Look through the listing below and work out how many of its lines hold the word "text". Give only the number.
-- Data entries start --
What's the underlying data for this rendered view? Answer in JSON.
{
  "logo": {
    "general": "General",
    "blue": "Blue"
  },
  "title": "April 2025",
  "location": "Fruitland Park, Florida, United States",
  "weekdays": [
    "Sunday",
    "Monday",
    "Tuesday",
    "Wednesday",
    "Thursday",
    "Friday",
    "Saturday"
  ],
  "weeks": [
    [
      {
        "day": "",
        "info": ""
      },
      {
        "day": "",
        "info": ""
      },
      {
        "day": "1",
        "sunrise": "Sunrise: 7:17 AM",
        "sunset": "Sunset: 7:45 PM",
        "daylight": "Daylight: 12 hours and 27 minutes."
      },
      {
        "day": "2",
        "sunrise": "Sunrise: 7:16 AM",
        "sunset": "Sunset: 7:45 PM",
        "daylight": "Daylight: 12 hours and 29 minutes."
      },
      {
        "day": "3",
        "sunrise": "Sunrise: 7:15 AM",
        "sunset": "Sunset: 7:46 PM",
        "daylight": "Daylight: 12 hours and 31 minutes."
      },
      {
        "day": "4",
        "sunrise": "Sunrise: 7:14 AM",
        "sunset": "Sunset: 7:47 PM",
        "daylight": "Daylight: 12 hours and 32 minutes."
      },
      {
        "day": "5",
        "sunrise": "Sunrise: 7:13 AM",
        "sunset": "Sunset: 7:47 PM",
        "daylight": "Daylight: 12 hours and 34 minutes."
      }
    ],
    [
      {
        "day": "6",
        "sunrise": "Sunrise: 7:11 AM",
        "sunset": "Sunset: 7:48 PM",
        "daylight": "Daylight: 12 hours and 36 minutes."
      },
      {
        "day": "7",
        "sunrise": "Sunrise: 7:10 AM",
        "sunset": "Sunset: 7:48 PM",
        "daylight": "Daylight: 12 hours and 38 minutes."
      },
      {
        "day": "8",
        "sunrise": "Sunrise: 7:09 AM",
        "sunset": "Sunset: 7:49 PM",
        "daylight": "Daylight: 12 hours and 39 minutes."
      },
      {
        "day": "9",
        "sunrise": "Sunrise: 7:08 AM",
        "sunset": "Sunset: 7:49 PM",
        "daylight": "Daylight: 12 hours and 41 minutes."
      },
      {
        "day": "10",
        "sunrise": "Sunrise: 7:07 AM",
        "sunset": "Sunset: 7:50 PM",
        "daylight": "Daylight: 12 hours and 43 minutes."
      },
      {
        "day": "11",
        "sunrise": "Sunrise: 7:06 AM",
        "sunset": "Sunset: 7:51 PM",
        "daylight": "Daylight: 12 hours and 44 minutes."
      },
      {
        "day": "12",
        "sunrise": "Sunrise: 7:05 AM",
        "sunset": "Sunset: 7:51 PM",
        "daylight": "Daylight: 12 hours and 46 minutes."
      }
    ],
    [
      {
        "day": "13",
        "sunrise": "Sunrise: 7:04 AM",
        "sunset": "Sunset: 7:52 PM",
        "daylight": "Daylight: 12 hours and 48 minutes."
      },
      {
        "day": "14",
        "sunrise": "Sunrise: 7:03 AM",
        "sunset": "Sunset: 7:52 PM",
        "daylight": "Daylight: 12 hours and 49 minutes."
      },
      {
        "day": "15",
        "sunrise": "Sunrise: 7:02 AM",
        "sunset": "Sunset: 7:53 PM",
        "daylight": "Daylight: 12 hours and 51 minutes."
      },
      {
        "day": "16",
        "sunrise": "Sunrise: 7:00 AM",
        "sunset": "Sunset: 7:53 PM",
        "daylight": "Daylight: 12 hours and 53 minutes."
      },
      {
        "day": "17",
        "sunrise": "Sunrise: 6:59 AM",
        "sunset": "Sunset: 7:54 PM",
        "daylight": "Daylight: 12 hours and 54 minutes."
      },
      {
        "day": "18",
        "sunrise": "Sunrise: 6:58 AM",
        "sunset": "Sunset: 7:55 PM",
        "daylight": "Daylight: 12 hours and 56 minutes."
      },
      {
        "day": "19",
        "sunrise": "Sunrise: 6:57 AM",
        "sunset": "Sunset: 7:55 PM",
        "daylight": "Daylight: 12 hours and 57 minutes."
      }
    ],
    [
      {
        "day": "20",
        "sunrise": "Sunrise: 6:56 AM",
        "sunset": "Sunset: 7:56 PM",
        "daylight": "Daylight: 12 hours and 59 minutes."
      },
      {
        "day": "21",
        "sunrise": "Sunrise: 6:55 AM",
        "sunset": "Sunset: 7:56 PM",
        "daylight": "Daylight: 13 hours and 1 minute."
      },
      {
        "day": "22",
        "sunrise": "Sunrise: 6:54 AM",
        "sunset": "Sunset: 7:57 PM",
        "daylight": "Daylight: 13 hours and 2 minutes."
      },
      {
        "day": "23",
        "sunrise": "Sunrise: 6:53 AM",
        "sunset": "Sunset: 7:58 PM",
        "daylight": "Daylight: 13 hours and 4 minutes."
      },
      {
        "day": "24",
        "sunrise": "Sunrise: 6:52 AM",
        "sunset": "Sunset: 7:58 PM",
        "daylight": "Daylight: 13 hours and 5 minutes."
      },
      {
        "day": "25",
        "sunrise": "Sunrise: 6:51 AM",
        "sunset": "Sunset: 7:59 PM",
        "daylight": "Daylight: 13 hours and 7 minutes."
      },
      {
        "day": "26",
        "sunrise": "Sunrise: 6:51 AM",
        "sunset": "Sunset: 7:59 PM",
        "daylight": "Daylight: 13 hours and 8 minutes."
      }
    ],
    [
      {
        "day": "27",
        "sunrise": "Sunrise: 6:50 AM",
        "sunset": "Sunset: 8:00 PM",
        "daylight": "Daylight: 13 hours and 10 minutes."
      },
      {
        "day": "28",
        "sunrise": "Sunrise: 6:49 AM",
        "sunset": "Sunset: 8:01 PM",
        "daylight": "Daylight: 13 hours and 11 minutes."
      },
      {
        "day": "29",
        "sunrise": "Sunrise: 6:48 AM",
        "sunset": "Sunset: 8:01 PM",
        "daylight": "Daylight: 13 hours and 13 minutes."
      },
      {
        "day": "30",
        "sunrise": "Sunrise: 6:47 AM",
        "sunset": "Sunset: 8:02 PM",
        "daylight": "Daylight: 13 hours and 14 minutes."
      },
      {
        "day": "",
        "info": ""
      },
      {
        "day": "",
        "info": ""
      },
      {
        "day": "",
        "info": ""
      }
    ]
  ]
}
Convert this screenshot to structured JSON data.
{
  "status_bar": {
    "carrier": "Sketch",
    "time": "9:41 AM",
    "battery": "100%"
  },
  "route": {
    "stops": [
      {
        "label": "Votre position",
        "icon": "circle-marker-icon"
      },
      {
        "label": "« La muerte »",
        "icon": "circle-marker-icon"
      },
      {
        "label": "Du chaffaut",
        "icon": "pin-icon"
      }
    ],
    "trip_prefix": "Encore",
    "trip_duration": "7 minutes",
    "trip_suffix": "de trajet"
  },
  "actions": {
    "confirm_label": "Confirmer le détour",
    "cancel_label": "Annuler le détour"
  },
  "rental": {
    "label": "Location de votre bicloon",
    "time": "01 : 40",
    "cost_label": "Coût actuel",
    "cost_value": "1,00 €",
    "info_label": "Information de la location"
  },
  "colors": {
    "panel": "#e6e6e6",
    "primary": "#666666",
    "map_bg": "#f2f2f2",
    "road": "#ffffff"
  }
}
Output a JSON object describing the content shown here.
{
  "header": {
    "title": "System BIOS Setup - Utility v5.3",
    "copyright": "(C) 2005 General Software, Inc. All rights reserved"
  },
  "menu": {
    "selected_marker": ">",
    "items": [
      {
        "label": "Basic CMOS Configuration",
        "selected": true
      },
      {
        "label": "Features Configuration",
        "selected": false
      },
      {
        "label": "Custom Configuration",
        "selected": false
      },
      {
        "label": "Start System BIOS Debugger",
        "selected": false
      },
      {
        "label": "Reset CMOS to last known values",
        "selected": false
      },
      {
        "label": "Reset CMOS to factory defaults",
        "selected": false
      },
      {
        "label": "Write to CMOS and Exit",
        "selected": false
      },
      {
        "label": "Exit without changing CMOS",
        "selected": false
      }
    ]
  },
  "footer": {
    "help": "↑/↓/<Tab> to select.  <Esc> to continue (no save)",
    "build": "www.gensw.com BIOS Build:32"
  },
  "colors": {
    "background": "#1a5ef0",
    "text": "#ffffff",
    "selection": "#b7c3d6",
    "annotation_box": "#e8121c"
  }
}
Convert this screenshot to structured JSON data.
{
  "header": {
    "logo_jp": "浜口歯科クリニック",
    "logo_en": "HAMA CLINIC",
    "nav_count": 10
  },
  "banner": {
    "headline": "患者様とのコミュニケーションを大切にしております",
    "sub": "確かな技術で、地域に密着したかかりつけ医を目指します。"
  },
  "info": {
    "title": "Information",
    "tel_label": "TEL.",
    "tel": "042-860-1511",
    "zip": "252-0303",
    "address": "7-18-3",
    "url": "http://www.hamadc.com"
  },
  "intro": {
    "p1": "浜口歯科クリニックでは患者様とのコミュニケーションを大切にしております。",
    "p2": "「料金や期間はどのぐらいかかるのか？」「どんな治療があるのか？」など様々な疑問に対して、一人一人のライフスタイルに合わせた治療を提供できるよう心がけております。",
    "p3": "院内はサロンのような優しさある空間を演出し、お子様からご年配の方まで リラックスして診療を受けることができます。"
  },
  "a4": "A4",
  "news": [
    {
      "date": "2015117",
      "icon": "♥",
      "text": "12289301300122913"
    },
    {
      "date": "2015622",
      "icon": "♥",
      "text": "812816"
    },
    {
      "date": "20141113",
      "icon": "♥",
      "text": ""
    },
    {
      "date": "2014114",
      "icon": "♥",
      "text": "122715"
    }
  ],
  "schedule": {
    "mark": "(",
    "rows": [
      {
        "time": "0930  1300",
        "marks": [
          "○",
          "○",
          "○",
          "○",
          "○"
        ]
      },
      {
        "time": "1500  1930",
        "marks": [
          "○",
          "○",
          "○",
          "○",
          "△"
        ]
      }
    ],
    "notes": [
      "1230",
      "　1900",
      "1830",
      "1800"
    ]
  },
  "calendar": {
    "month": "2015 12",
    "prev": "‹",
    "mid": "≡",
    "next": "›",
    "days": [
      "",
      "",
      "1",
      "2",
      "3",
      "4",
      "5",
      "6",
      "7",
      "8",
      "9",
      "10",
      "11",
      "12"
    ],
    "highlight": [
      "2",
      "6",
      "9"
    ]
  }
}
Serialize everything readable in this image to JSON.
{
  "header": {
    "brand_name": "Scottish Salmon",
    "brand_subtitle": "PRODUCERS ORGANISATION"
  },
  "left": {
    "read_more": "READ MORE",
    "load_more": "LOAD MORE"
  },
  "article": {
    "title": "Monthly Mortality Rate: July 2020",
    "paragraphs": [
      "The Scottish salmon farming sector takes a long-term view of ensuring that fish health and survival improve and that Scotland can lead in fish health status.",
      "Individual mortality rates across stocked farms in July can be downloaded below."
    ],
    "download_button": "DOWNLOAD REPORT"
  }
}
-- Data entries end --
> [Solution to the exercise]:
5